PROBLEM. Set down the full listing exactly, character for character.
>>>
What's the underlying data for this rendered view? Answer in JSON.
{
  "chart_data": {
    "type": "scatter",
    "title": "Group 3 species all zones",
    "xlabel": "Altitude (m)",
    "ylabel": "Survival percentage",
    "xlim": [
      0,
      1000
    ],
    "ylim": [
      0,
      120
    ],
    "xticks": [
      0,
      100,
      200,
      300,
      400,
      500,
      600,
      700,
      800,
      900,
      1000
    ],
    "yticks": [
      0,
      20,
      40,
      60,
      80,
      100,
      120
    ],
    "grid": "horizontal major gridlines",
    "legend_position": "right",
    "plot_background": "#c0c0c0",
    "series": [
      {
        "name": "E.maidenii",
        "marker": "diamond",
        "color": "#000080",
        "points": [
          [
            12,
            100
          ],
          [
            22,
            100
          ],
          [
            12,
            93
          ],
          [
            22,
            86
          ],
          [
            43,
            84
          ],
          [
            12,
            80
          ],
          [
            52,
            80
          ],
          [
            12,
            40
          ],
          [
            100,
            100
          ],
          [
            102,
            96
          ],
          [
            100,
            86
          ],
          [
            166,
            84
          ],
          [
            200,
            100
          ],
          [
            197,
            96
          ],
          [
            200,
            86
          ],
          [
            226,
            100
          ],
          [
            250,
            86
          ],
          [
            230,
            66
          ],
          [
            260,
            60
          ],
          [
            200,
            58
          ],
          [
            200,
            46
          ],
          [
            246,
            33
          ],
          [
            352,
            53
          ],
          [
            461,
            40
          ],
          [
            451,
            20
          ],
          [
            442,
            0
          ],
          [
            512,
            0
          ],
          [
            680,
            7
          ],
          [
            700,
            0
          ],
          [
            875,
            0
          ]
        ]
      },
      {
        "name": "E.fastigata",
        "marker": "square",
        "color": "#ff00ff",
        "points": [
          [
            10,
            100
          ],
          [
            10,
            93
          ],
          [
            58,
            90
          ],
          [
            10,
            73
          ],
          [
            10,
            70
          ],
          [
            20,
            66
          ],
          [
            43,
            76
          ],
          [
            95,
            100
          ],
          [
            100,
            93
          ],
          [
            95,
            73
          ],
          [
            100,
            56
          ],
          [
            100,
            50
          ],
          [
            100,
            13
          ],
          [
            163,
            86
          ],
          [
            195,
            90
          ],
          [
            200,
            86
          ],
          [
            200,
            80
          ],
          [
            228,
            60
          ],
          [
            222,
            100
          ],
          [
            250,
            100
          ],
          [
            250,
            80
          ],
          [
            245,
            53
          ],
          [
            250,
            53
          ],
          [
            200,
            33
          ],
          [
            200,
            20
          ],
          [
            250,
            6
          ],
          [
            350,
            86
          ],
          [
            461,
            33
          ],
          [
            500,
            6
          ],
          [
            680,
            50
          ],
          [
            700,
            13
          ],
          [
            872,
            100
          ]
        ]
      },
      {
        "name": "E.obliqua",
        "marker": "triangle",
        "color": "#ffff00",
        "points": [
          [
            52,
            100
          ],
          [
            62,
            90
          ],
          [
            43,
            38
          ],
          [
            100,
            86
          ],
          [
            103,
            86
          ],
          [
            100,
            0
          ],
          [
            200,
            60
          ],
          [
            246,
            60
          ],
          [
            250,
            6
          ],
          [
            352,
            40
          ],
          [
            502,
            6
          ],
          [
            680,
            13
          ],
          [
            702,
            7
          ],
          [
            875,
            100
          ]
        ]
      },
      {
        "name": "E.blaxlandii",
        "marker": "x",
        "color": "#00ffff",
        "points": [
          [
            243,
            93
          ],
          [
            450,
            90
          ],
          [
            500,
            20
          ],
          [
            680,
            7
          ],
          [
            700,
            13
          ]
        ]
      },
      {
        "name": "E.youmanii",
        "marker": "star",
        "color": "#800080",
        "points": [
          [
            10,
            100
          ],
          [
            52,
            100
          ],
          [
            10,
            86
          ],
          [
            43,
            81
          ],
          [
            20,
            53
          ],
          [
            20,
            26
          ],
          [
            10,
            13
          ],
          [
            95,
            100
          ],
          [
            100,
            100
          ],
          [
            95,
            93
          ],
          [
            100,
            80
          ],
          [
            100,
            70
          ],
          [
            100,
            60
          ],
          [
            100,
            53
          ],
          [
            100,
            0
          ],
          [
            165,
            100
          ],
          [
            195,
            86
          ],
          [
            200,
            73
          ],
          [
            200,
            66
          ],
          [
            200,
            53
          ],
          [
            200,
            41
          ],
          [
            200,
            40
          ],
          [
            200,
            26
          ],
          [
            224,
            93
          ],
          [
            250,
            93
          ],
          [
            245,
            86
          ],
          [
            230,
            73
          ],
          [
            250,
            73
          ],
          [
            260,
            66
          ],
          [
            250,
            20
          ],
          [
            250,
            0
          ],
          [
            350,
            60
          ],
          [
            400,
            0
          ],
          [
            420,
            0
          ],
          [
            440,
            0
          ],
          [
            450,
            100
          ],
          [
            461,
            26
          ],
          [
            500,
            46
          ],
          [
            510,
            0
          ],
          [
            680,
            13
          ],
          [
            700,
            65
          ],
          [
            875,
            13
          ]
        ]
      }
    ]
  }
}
<<<
COMPLETED EXERCISE.
What's the underlying data for this rendered view? Answer in JSON.
{
  "chart_data": {
    "type": "scatter",
    "title": "Group 3 species all zones",
    "xlabel": "Altitude (m)",
    "ylabel": "Survival percentage",
    "xlim": [
      0,
      1000
    ],
    "ylim": [
      0,
      120
    ],
    "xticks": [
      0,
      100,
      200,
      300,
      400,
      500,
      600,
      700,
      800,
      900,
      1000
    ],
    "yticks": [
      0,
      20,
      40,
      60,
      80,
      100,
      120
    ],
    "grid": "horizontal major gridlines",
    "legend_position": "right",
    "plot_background": "#c0c0c0",
    "series": [
      {
        "name": "E.maidenii",
        "marker": "diamond",
        "color": "#000080",
        "points": [
          [
            12,
            100
          ],
          [
            22,
            100
          ],
          [
            12,
            93
          ],
          [
            22,
            86
          ],
          [
            43,
            84
          ],
          [
            12,
            80
          ],
          [
            52,
            80
          ],
          [
            12,
            40
          ],
          [
            100,
            100
          ],
          [
            102,
            96
          ],
          [
            100,
            86
          ],
          [
            166,
            84
          ],
          [
            200,
            100
          ],
          [
            197,
            96
          ],
          [
            200,
            86
          ],
          [
            226,
            100
          ],
          [
            250,
            86
          ],
          [
            230,
            66
          ],
          [
            260,
            60
          ],
          [
            200,
            58
          ],
          [
            200,
            46
          ],
          [
            246,
            33
          ],
          [
            352,
            53
          ],
          [
            461,
            40
          ],
          [
            451,
            20
          ],
          [
            442,
            0
          ],
          [
            512,
            0
          ],
          [
            680,
            7
          ],
          [
            700,
            0
          ],
          [
            875,
            0
          ]
        ]
      },
      {
        "name": "E.fastigata",
        "marker": "square",
        "color": "#ff00ff",
        "points": [
          [
            10,
            100
          ],
          [
            10,
            93
          ],
          [
            58,
            90
          ],
          [
            10,
            73
          ],
          [
            10,
            70
          ],
          [
            20,
            66
          ],
          [
            43,
            76
          ],
          [
            95,
            100
          ],
          [
            100,
            93
          ],
          [
            95,
            73
          ],
          [
            100,
            56
          ],
          [
            100,
            50
          ],
          [
            100,
            13
          ],
          [
            163,
            86
          ],
          [
            195,
            90
          ],
          [
            200,
            86
          ],
          [
            200,
            80
          ],
          [
            228,
            60
          ],
          [
            222,
            100
          ],
          [
            250,
            100
          ],
          [
            250,
            80
          ],
          [
            245,
            53
          ],
          [
            250,
            53
          ],
          [
            200,
            33
          ],
          [
            200,
            20
          ],
          [
            250,
            6
          ],
          [
            350,
            86
          ],
          [
            461,
            33
          ],
          [
            500,
            6
          ],
          [
            680,
            50
          ],
          [
            700,
            13
          ],
          [
            872,
            100
          ]
        ]
      },
      {
        "name": "E.obliqua",
        "marker": "triangle",
        "color": "#ffff00",
        "points": [
          [
            52,
            100
          ],
          [
            62,
            90
          ],
          [
            43,
            38
          ],
          [
            100,
            86
          ],
          [
            103,
            86
          ],
          [
            100,
            0
          ],
          [
            200,
            60
          ],
          [
            246,
            60
          ],
          [
            250,
            6
          ],
          [
            352,
            40
          ],
          [
            502,
            6
          ],
          [
            680,
            13
          ],
          [
            702,
            7
          ],
          [
            875,
            100
          ]
        ]
      },
      {
        "name": "E.blaxlandii",
        "marker": "x",
        "color": "#00ffff",
        "points": [
          [
            243,
            93
          ],
          [
            450,
            90
          ],
          [
            500,
            20
          ],
          [
            680,
            7
          ],
          [
            700,
            13
          ]
        ]
      },
      {
        "name": "E.youmanii",
        "marker": "star",
        "color": "#800080",
        "points": [
          [
            10,
            100
          ],
          [
            52,
            100
          ],
          [
            10,
            86
          ],
          [
            43,
            81
          ],
          [
            20,
            53
          ],
          [
            20,
            26
          ],
          [
            10,
            13
          ],
          [
            95,
            100
          ],
          [
            100,
            100
          ],
          [
            95,
            93
          ],
          [
            100,
            80
          ],
          [
            100,
            70
          ],
          [
            100,
            60
          ],
          [
            100,
            53
          ],
          [
            100,
            0
          ],
          [
            165,
            100
          ],
          [
            195,
            86
          ],
          [
            200,
            73
          ],
          [
            200,
            66
          ],
          [
            200,
            53
          ],
          [
            200,
            41
          ],
          [
            200,
            40
          ],
          [
            200,
            26
          ],
          [
            224,
            93
          ],
          [
            250,
            93
          ],
          [
            245,
            86
          ],
          [
            230,
            73
          ],
          [
            250,
            73
          ],
          [
            260,
            66
          ],
          [
            250,
            20
          ],
          [
            250,
            0
          ],
          [
            350,
            60
          ],
          [
            400,
            0
          ],
          [
            420,
            0
          ],
          [
            440,
            0
          ],
          [
            450,
            100
          ],
          [
            461,
            26
          ],
          [
            500,
            46
          ],
          [
            510,
            0
          ],
          [
            680,
            13
          ],
          [
            700,
            65
          ],
          [
            875,
            13
          ]
        ]
      }
    ]
  }
}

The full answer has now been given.